__TASK TO CARRY OUT__:
Will you write out all the entries below exactly?

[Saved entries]
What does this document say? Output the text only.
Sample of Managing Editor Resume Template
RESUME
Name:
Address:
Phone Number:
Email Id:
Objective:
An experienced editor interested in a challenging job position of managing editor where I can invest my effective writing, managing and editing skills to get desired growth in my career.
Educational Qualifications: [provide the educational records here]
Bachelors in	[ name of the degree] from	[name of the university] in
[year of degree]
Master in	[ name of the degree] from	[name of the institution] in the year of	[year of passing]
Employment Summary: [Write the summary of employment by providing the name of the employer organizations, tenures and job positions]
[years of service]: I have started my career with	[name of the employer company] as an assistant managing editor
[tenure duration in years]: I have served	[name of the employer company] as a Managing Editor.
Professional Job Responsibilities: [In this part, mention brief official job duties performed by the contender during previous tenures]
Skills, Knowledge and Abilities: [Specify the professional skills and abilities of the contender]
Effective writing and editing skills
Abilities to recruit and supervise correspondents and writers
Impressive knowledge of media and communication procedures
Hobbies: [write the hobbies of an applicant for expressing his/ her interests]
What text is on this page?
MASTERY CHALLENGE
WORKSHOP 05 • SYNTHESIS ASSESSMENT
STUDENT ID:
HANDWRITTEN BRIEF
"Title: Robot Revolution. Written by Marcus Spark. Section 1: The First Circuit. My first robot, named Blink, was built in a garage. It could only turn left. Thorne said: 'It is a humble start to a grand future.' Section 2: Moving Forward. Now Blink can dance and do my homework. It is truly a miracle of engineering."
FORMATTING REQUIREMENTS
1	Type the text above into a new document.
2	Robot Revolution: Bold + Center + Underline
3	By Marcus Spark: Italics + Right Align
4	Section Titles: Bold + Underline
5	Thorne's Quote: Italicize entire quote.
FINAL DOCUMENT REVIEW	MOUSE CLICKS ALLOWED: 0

__SOLVED EXERCISE__:
What does this document say? Output the text only.
Sample of Managing Editor Resume Template
RESUME
Name:
Address:
Phone Number:
Email Id:
Objective:
An experienced editor interested in a challenging job position of managing editor where I can invest my effective writing, managing and editing skills to get desired growth in my career.
Educational Qualifications: [provide the educational records here]
Bachelors in	[ name of the degree] from	[name of the university] in
[year of degree]
Master in	[ name of the degree] from	[name of the institution] in the year of	[year of passing]
Employment Summary: [Write the summary of employment by providing the name of the employer organizations, tenures and job positions]
[years of service]: I have started my career with	[name of the employer company] as an assistant managing editor
[tenure duration in years]: I have served	[name of the employer company] as a Managing Editor.
Professional Job Responsibilities: [In this part, mention brief official job duties performed by the contender during previous tenures]
Skills, Knowledge and Abilities: [Specify the professional skills and abilities of the contender]
Effective writing and editing skills
Abilities to recruit and supervise correspondents and writers
Impressive knowledge of media and communication procedures
Hobbies: [write the hobbies of an applicant for expressing his/ her interests]
What text is on this page?
MASTERY CHALLENGE
WORKSHOP 05 • SYNTHESIS ASSESSMENT
STUDENT ID:
HANDWRITTEN BRIEF
"Title: Robot Revolution. Written by Marcus Spark. Section 1: The First Circuit. My first robot, named Blink, was built in a garage. It could only turn left. Thorne said: 'It is a humble start to a grand future.' Section 2: Moving Forward. Now Blink can dance and do my homework. It is truly a miracle of engineering."
FORMATTING REQUIREMENTS
1	Type the text above into a new document.
2	Robot Revolution: Bold + Center + Underline
3	By Marcus Spark: Italics + Right Align
4	Section Titles: Bold + Underline
5	Thorne's Quote: Italicize entire quote.
FINAL DOCUMENT REVIEW	MOUSE CLICKS ALLOWED: 0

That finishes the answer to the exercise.